### Problem to work on
Copy out every record precisely.

Collected data entries
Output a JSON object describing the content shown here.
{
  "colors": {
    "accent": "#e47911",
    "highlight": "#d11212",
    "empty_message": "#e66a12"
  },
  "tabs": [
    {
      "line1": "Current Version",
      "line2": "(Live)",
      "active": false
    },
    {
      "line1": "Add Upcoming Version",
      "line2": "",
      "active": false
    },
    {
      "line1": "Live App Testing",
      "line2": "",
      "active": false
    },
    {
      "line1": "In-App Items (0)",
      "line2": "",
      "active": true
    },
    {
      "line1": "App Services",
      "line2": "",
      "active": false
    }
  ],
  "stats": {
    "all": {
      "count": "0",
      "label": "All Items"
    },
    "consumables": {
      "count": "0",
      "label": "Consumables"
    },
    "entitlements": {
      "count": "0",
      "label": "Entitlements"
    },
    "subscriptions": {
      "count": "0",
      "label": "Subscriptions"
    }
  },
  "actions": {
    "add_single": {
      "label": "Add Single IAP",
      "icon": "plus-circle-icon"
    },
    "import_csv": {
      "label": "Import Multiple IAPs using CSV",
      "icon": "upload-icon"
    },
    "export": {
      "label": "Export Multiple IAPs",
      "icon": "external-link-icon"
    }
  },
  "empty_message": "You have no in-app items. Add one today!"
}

### Answer to the task
Output a JSON object describing the content shown here.
{
  "colors": {
    "accent": "#e47911",
    "highlight": "#d11212",
    "empty_message": "#e66a12"
  },
  "tabs": [
    {
      "line1": "Current Version",
      "line2": "(Live)",
      "active": false
    },
    {
      "line1": "Add Upcoming Version",
      "line2": "",
      "active": false
    },
    {
      "line1": "Live App Testing",
      "line2": "",
      "active": false
    },
    {
      "line1": "In-App Items (0)",
      "line2": "",
      "active": true
    },
    {
      "line1": "App Services",
      "line2": "",
      "active": false
    }
  ],
  "stats": {
    "all": {
      "count": "0",
      "label": "All Items"
    },
    "consumables": {
      "count": "0",
      "label": "Consumables"
    },
    "entitlements": {
      "count": "0",
      "label": "Entitlements"
    },
    "subscriptions": {
      "count": "0",
      "label": "Subscriptions"
    }
  },
  "actions": {
    "add_single": {
      "label": "Add Single IAP",
      "icon": "plus-circle-icon"
    },
    "import_csv": {
      "label": "Import Multiple IAPs using CSV",
      "icon": "upload-icon"
    },
    "export": {
      "label": "Export Multiple IAPs",
      "icon": "external-link-icon"
    }
  },
  "empty_message": "You have no in-app items. Add one today!"
}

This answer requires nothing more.